# ENTRIES PROVIDED:

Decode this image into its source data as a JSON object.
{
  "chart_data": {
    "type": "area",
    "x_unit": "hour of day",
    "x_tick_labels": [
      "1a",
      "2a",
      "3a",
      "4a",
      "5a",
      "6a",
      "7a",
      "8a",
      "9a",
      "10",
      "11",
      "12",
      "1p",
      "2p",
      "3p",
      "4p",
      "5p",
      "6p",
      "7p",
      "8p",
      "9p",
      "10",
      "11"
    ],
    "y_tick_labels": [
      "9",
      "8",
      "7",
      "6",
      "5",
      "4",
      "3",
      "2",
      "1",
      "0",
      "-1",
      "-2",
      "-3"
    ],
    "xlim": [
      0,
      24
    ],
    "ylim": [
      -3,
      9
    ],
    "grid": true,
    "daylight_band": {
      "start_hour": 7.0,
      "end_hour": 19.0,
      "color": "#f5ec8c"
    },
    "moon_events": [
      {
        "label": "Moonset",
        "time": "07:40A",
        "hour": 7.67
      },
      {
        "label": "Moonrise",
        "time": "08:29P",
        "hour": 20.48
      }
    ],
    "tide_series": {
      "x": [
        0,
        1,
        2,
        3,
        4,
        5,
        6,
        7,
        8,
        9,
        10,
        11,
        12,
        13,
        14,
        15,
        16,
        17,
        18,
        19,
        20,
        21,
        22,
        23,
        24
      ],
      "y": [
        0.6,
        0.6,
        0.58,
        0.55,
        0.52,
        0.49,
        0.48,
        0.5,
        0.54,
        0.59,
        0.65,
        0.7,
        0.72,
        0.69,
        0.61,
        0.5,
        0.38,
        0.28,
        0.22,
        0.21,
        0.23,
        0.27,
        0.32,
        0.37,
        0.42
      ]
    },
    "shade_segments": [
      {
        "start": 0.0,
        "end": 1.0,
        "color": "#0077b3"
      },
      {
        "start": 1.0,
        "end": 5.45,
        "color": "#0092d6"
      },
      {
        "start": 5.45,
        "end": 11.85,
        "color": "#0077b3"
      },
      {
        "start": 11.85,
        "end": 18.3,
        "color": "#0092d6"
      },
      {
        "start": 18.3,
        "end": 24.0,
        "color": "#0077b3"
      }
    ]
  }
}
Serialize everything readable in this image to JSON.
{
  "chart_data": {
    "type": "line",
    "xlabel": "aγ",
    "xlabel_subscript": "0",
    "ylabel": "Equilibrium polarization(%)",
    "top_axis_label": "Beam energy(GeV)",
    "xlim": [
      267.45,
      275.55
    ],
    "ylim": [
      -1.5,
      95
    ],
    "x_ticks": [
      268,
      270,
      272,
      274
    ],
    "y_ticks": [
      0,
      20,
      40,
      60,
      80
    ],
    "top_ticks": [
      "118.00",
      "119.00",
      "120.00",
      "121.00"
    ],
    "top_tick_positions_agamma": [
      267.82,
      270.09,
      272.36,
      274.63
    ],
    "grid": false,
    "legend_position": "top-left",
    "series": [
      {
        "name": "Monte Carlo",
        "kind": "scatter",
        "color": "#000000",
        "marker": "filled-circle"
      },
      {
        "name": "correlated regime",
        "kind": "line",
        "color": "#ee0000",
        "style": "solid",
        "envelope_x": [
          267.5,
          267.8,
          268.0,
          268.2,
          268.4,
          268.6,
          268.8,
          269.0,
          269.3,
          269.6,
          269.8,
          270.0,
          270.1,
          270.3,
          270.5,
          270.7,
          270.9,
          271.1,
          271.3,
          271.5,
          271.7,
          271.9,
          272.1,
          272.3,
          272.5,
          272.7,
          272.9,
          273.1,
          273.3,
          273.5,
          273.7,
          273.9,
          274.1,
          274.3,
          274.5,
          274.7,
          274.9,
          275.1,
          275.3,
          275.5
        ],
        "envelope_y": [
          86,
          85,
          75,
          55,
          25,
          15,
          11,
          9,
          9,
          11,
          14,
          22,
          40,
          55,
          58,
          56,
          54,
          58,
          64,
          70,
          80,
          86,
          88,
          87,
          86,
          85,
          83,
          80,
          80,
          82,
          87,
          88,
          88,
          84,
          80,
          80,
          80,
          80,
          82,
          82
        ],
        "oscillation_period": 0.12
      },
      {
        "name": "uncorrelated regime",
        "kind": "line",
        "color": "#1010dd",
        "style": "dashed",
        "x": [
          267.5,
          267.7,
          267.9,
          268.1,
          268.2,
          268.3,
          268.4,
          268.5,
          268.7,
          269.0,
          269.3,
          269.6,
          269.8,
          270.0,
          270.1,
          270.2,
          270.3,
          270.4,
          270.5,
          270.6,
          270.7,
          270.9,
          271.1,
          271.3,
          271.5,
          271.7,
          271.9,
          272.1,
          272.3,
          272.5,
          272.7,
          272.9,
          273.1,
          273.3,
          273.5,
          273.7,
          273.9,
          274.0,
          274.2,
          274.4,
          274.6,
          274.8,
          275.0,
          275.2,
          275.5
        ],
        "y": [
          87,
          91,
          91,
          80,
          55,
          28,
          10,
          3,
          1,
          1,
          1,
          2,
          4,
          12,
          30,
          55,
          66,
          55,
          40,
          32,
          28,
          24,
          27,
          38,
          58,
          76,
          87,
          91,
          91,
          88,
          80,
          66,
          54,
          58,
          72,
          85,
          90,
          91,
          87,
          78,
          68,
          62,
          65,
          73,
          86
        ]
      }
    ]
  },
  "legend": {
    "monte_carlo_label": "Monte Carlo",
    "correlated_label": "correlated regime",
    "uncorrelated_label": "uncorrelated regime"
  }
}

# WHAT YOU SHOULD DO:
Reproduce each entry from the records above, character for character.

# FINAL ANSWER:
Decode this image into its source data as a JSON object.
{
  "chart_data": {
    "type": "area",
    "x_unit": "hour of day",
    "x_tick_labels": [
      "1a",
      "2a",
      "3a",
      "4a",
      "5a",
      "6a",
      "7a",
      "8a",
      "9a",
      "10",
      "11",
      "12",
      "1p",
      "2p",
      "3p",
      "4p",
      "5p",
      "6p",
      "7p",
      "8p",
      "9p",
      "10",
      "11"
    ],
    "y_tick_labels": [
      "9",
      "8",
      "7",
      "6",
      "5",
      "4",
      "3",
      "2",
      "1",
      "0",
      "-1",
      "-2",
      "-3"
    ],
    "xlim": [
      0,
      24
    ],
    "ylim": [
      -3,
      9
    ],
    "grid": true,
    "daylight_band": {
      "start_hour": 7.0,
      "end_hour": 19.0,
      "color": "#f5ec8c"
    },
    "moon_events": [
      {
        "label": "Moonset",
        "time": "07:40A",
        "hour": 7.67
      },
      {
        "label": "Moonrise",
        "time": "08:29P",
        "hour": 20.48
      }
    ],
    "tide_series": {
      "x": [
        0,
        1,
        2,
        3,
        4,
        5,
        6,
        7,
        8,
        9,
        10,
        11,
        12,
        13,
        14,
        15,
        16,
        17,
        18,
        19,
        20,
        21,
        22,
        23,
        24
      ],
      "y": [
        0.6,
        0.6,
        0.58,
        0.55,
        0.52,
        0.49,
        0.48,
        0.5,
        0.54,
        0.59,
        0.65,
        0.7,
        0.72,
        0.69,
        0.61,
        0.5,
        0.38,
        0.28,
        0.22,
        0.21,
        0.23,
        0.27,
        0.32,
        0.37,
        0.42
      ]
    },
    "shade_segments": [
      {
        "start": 0.0,
        "end": 1.0,
        "color": "#0077b3"
      },
      {
        "start": 1.0,
        "end": 5.45,
        "color": "#0092d6"
      },
      {
        "start": 5.45,
        "end": 11.85,
        "color": "#0077b3"
      },
      {
        "start": 11.85,
        "end": 18.3,
        "color": "#0092d6"
      },
      {
        "start": 18.3,
        "end": 24.0,
        "color": "#0077b3"
      }
    ]
  }
}
Serialize everything readable in this image to JSON.
{
  "chart_data": {
    "type": "line",
    "xlabel": "aγ",
    "xlabel_subscript": "0",
    "ylabel": "Equilibrium polarization(%)",
    "top_axis_label": "Beam energy(GeV)",
    "xlim": [
      267.45,
      275.55
    ],
    "ylim": [
      -1.5,
      95
    ],
    "x_ticks": [
      268,
      270,
      272,
      274
    ],
    "y_ticks": [
      0,
      20,
      40,
      60,
      80
    ],
    "top_ticks": [
      "118.00",
      "119.00",
      "120.00",
      "121.00"
    ],
    "top_tick_positions_agamma": [
      267.82,
      270.09,
      272.36,
      274.63
    ],
    "grid": false,
    "legend_position": "top-left",
    "series": [
      {
        "name": "Monte Carlo",
        "kind": "scatter",
        "color": "#000000",
        "marker": "filled-circle"
      },
      {
        "name": "correlated regime",
        "kind": "line",
        "color": "#ee0000",
        "style": "solid",
        "envelope_x": [
          267.5,
          267.8,
          268.0,
          268.2,
          268.4,
          268.6,
          268.8,
          269.0,
          269.3,
          269.6,
          269.8,
          270.0,
          270.1,
          270.3,
          270.5,
          270.7,
          270.9,
          271.1,
          271.3,
          271.5,
          271.7,
          271.9,
          272.1,
          272.3,
          272.5,
          272.7,
          272.9,
          273.1,
          273.3,
          273.5,
          273.7,
          273.9,
          274.1,
          274.3,
          274.5,
          274.7,
          274.9,
          275.1,
          275.3,
          275.5
        ],
        "envelope_y": [
          86,
          85,
          75,
          55,
          25,
          15,
          11,
          9,
          9,
          11,
          14,
          22,
          40,
          55,
          58,
          56,
          54,
          58,
          64,
          70,
          80,
          86,
          88,
          87,
          86,
          85,
          83,
          80,
          80,
          82,
          87,
          88,
          88,
          84,
          80,
          80,
          80,
          80,
          82,
          82
        ],
        "oscillation_period": 0.12
      },
      {
        "name": "uncorrelated regime",
        "kind": "line",
        "color": "#1010dd",
        "style": "dashed",
        "x": [
          267.5,
          267.7,
          267.9,
          268.1,
          268.2,
          268.3,
          268.4,
          268.5,
          268.7,
          269.0,
          269.3,
          269.6,
          269.8,
          270.0,
          270.1,
          270.2,
          270.3,
          270.4,
          270.5,
          270.6,
          270.7,
          270.9,
          271.1,
          271.3,
          271.5,
          271.7,
          271.9,
          272.1,
          272.3,
          272.5,
          272.7,
          272.9,
          273.1,
          273.3,
          273.5,
          273.7,
          273.9,
          274.0,
          274.2,
          274.4,
          274.6,
          274.8,
          275.0,
          275.2,
          275.5
        ],
        "y": [
          87,
          91,
          91,
          80,
          55,
          28,
          10,
          3,
          1,
          1,
          1,
          2,
          4,
          12,
          30,
          55,
          66,
          55,
          40,
          32,
          28,
          24,
          27,
          38,
          58,
          76,
          87,
          91,
          91,
          88,
          80,
          66,
          54,
          58,
          72,
          85,
          90,
          91,
          87,
          78,
          68,
          62,
          65,
          73,
          86
        ]
      }
    ]
  },
  "legend": {
    "monte_carlo_label": "Monte Carlo",
    "correlated_label": "correlated regime",
    "uncorrelated_label": "uncorrelated regime"
  }
}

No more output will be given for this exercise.